* Task statement
Every line of the material below must be repeated exactly.

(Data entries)

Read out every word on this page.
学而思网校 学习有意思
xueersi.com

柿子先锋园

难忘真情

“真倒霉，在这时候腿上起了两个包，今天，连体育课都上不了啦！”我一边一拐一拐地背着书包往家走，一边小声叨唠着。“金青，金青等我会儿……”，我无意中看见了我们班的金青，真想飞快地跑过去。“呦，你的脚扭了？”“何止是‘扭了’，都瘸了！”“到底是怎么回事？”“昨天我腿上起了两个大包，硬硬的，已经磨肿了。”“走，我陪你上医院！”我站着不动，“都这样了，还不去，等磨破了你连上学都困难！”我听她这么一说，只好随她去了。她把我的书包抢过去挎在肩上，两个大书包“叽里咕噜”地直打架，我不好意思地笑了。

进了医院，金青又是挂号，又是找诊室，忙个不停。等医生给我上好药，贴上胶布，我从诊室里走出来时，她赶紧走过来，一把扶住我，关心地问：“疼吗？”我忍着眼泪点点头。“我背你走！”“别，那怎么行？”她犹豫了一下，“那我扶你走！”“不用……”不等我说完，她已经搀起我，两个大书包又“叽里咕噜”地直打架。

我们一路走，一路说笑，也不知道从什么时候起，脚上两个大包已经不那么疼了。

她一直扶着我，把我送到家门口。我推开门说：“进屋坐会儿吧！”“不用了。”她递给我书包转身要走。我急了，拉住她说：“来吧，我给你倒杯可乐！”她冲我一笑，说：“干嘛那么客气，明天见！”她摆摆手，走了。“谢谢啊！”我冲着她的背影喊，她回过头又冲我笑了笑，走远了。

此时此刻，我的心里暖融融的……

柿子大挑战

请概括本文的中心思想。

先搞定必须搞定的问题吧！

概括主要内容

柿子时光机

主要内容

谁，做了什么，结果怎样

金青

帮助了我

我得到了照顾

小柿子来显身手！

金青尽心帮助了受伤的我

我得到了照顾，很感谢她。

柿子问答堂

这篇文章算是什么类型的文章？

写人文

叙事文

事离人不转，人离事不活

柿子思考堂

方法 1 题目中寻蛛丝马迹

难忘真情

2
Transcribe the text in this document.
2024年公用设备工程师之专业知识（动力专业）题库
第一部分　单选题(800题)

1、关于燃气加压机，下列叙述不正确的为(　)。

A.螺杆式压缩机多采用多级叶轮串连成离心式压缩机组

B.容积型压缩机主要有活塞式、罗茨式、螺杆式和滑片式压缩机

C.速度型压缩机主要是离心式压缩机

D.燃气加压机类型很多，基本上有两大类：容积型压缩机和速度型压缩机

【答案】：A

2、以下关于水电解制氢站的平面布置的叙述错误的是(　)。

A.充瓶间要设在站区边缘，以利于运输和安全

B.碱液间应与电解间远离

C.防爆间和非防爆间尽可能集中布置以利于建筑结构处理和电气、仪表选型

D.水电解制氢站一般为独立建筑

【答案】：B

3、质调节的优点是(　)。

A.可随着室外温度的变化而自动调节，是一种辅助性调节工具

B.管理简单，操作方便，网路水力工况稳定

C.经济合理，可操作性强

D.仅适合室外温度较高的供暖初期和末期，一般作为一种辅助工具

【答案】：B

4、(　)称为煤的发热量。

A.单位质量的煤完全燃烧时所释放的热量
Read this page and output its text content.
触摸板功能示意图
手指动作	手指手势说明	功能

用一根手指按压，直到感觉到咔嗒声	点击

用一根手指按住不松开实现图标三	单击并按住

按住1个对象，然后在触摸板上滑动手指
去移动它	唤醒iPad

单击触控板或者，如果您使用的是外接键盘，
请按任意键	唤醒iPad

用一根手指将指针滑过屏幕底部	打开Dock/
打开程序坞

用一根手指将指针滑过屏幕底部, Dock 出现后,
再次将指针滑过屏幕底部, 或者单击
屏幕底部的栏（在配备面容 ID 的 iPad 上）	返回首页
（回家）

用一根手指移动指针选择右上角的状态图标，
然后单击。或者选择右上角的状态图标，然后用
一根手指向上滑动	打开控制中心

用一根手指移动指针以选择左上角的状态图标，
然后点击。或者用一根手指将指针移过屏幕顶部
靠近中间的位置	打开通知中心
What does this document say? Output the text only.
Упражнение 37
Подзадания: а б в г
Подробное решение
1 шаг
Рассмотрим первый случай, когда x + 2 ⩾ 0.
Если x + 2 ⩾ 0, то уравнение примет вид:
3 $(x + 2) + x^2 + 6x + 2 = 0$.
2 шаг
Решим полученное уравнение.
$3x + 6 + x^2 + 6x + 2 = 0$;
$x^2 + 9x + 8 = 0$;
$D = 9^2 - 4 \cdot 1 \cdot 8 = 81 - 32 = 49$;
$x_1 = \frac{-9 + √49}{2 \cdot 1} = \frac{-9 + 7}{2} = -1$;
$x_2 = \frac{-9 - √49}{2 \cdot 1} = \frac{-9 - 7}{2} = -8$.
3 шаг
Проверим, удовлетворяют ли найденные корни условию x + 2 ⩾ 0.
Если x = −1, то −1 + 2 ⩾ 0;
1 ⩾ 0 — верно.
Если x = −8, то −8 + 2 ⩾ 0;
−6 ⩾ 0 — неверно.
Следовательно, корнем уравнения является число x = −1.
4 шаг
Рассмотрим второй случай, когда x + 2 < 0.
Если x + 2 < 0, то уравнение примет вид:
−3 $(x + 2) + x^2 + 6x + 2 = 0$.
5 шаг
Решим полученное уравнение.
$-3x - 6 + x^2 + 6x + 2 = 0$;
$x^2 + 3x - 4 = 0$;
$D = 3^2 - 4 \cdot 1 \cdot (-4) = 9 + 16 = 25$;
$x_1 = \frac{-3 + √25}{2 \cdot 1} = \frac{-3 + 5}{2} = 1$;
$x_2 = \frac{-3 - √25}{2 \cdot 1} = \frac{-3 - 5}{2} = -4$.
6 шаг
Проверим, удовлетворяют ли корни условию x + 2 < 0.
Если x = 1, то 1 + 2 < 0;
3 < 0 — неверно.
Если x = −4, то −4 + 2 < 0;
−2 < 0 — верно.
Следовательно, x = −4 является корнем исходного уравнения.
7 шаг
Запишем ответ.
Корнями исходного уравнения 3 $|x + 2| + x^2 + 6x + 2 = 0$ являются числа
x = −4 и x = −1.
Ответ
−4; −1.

* Written response
Read out every word on this page.
学而思网校 学习有意思
xueersi.com

柿子先锋园

难忘真情

“真倒霉，在这时候腿上起了两个包，今天，连体育课都上不了啦！”我一边一拐一拐地背着书包往家走，一边小声叨唠着。“金青，金青等我会儿……”，我无意中看见了我们班的金青，真想飞快地跑过去。“呦，你的脚扭了？”“何止是‘扭了’，都瘸了！”“到底是怎么回事？”“昨天我腿上起了两个大包，硬硬的，已经磨肿了。”“走，我陪你上医院！”我站着不动，“都这样了，还不去，等磨破了你连上学都困难！”我听她这么一说，只好随她去了。她把我的书包抢过去挎在肩上，两个大书包“叽里咕噜”地直打架，我不好意思地笑了。

进了医院，金青又是挂号，又是找诊室，忙个不停。等医生给我上好药，贴上胶布，我从诊室里走出来时，她赶紧走过来，一把扶住我，关心地问：“疼吗？”我忍着眼泪点点头。“我背你走！”“别，那怎么行？”她犹豫了一下，“那我扶你走！”“不用……”不等我说完，她已经搀起我，两个大书包又“叽里咕噜”地直打架。

我们一路走，一路说笑，也不知道从什么时候起，脚上两个大包已经不那么疼了。

她一直扶着我，把我送到家门口。我推开门说：“进屋坐会儿吧！”“不用了。”她递给我书包转身要走。我急了，拉住她说：“来吧，我给你倒杯可乐！”她冲我一笑，说：“干嘛那么客气，明天见！”她摆摆手，走了。“谢谢啊！”我冲着她的背影喊，她回过头又冲我笑了笑，走远了。

此时此刻，我的心里暖融融的……

柿子大挑战

请概括本文的中心思想。

先搞定必须搞定的问题吧！

概括主要内容

柿子时光机

主要内容

谁，做了什么，结果怎样

金青

帮助了我

我得到了照顾

小柿子来显身手！

金青尽心帮助了受伤的我

我得到了照顾，很感谢她。

柿子问答堂

这篇文章算是什么类型的文章？

写人文

叙事文

事离人不转，人离事不活

柿子思考堂

方法 1 题目中寻蛛丝马迹

难忘真情

2
Transcribe the text in this document.
2024年公用设备工程师之专业知识（动力专业）题库
第一部分　单选题(800题)

1、关于燃气加压机，下列叙述不正确的为(　)。

A.螺杆式压缩机多采用多级叶轮串连成离心式压缩机组

B.容积型压缩机主要有活塞式、罗茨式、螺杆式和滑片式压缩机

C.速度型压缩机主要是离心式压缩机

D.燃气加压机类型很多，基本上有两大类：容积型压缩机和速度型压缩机

【答案】：A

2、以下关于水电解制氢站的平面布置的叙述错误的是(　)。

A.充瓶间要设在站区边缘，以利于运输和安全

B.碱液间应与电解间远离

C.防爆间和非防爆间尽可能集中布置以利于建筑结构处理和电气、仪表选型

D.水电解制氢站一般为独立建筑

【答案】：B

3、质调节的优点是(　)。

A.可随着室外温度的变化而自动调节，是一种辅助性调节工具

B.管理简单，操作方便，网路水力工况稳定

C.经济合理，可操作性强

D.仅适合室外温度较高的供暖初期和末期，一般作为一种辅助工具

【答案】：B

4、(　)称为煤的发热量。

A.单位质量的煤完全燃烧时所释放的热量
Read this page and output its text content.
触摸板功能示意图
手指动作	手指手势说明	功能

用一根手指按压，直到感觉到咔嗒声	点击

用一根手指按住不松开实现图标三	单击并按住

按住1个对象，然后在触摸板上滑动手指
去移动它	唤醒iPad

单击触控板或者，如果您使用的是外接键盘，
请按任意键	唤醒iPad

用一根手指将指针滑过屏幕底部	打开Dock/
打开程序坞

用一根手指将指针滑过屏幕底部, Dock 出现后,
再次将指针滑过屏幕底部, 或者单击
屏幕底部的栏（在配备面容 ID 的 iPad 上）	返回首页
（回家）

用一根手指移动指针选择右上角的状态图标，
然后单击。或者选择右上角的状态图标，然后用
一根手指向上滑动	打开控制中心

用一根手指移动指针以选择左上角的状态图标，
然后点击。或者用一根手指将指针移过屏幕顶部
靠近中间的位置	打开通知中心
What does this document say? Output the text only.
Упражнение 37
Подзадания: а б в г
Подробное решение
1 шаг
Рассмотрим первый случай, когда x + 2 ⩾ 0.
Если x + 2 ⩾ 0, то уравнение примет вид:
3 $(x + 2) + x^2 + 6x + 2 = 0$.
2 шаг
Решим полученное уравнение.
$3x + 6 + x^2 + 6x + 2 = 0$;
$x^2 + 9x + 8 = 0$;
$D = 9^2 - 4 \cdot 1 \cdot 8 = 81 - 32 = 49$;
$x_1 = \frac{-9 + √49}{2 \cdot 1} = \frac{-9 + 7}{2} = -1$;
$x_2 = \frac{-9 - √49}{2 \cdot 1} = \frac{-9 - 7}{2} = -8$.
3 шаг
Проверим, удовлетворяют ли найденные корни условию x + 2 ⩾ 0.
Если x = −1, то −1 + 2 ⩾ 0;
1 ⩾ 0 — верно.
Если x = −8, то −8 + 2 ⩾ 0;
−6 ⩾ 0 — неверно.
Следовательно, корнем уравнения является число x = −1.
4 шаг
Рассмотрим второй случай, когда x + 2 < 0.
Если x + 2 < 0, то уравнение примет вид:
−3 $(x + 2) + x^2 + 6x + 2 = 0$.
5 шаг
Решим полученное уравнение.
$-3x - 6 + x^2 + 6x + 2 = 0$;
$x^2 + 3x - 4 = 0$;
$D = 3^2 - 4 \cdot 1 \cdot (-4) = 9 + 16 = 25$;
$x_1 = \frac{-3 + √25}{2 \cdot 1} = \frac{-3 + 5}{2} = 1$;
$x_2 = \frac{-3 - √25}{2 \cdot 1} = \frac{-3 - 5}{2} = -4$.
6 шаг
Проверим, удовлетворяют ли корни условию x + 2 < 0.
Если x = 1, то 1 + 2 < 0;
3 < 0 — неверно.
Если x = −4, то −4 + 2 < 0;
−2 < 0 — верно.
Следовательно, x = −4 является корнем исходного уравнения.
7 шаг
Запишем ответ.
Корнями исходного уравнения 3 $|x + 2| + x^2 + 6x + 2 = 0$ являются числа
x = −4 и x = −1.
Ответ
−4; −1.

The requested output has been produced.